> [CHALLENGE] Please determine how many lines of the material include the word "วในการเคล", and respond with nothing but that number.

> [DATA FOR THIS EXERCISE]
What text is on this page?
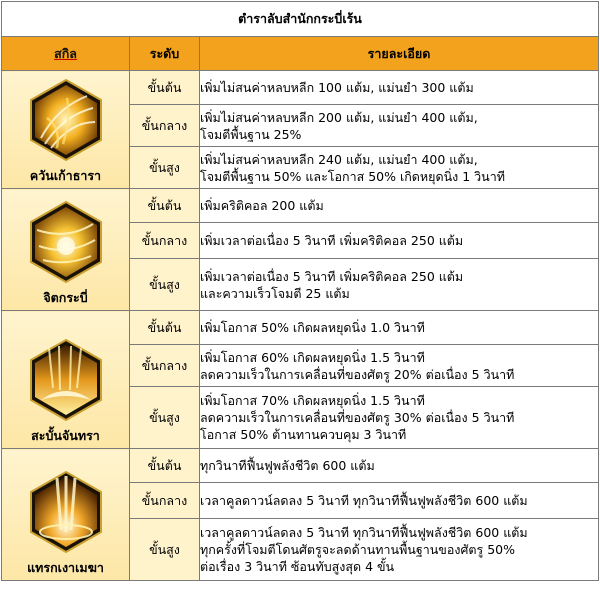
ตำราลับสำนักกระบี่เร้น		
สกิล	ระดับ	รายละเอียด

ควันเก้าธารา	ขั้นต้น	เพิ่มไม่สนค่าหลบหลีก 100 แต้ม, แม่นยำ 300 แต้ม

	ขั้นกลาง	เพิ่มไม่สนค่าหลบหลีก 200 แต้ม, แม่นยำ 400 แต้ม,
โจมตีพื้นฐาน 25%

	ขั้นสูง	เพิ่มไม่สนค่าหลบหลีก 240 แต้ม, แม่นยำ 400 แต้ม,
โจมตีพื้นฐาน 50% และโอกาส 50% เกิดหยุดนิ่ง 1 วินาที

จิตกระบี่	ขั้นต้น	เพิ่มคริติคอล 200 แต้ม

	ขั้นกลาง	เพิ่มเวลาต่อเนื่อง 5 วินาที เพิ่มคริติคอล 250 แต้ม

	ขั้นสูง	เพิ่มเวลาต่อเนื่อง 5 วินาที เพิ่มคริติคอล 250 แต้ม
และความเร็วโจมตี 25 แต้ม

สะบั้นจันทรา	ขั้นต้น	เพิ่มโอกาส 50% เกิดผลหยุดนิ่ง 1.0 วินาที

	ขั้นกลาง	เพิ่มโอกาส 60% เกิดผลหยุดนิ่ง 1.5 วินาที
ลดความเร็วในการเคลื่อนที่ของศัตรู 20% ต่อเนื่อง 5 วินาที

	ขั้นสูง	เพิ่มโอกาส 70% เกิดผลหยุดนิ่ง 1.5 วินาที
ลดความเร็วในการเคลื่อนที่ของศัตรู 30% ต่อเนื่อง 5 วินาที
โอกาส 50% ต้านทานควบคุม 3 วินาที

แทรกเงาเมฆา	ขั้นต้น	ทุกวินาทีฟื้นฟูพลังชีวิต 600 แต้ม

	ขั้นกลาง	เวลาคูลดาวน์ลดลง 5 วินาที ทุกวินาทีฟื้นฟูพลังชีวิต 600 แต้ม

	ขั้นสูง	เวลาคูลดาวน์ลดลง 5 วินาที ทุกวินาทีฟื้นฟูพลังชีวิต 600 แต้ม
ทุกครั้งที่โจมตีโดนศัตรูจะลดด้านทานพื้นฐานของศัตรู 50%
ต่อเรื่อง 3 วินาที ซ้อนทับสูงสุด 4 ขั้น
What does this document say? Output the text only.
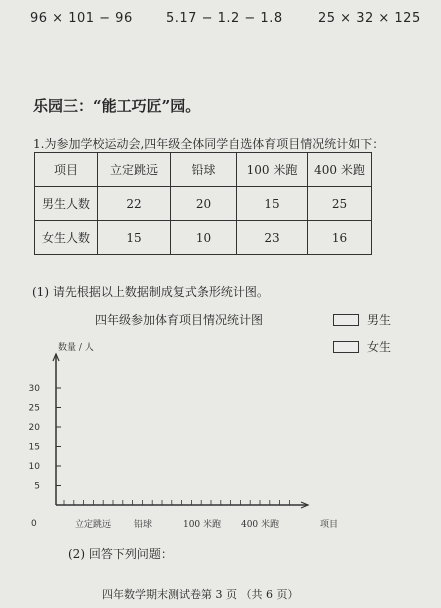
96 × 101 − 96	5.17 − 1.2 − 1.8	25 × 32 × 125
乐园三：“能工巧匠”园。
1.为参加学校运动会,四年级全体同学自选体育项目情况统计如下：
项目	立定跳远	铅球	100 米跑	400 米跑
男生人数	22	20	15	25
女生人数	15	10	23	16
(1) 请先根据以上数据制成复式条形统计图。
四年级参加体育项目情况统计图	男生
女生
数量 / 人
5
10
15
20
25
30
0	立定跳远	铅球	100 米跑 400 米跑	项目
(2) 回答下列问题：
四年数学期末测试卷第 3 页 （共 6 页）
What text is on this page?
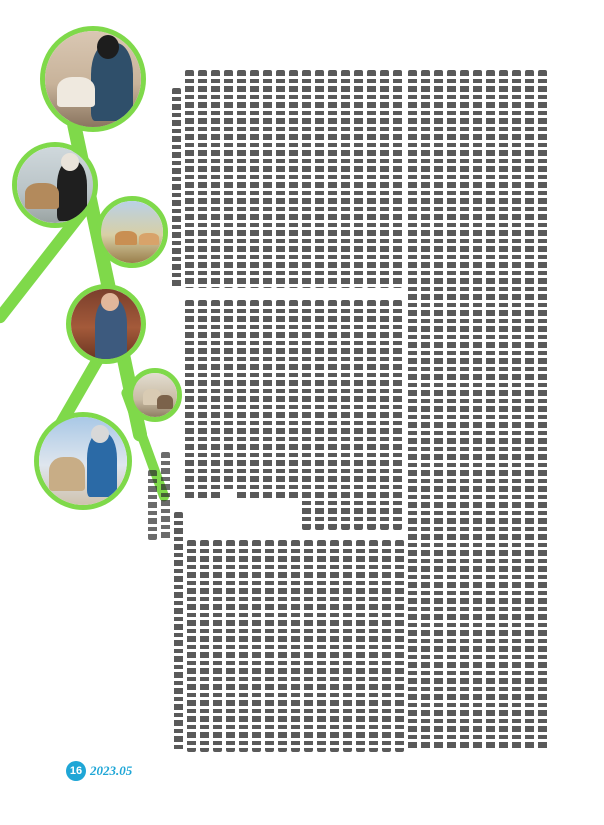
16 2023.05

> [ANSWER TO THIS PROBLEM] 2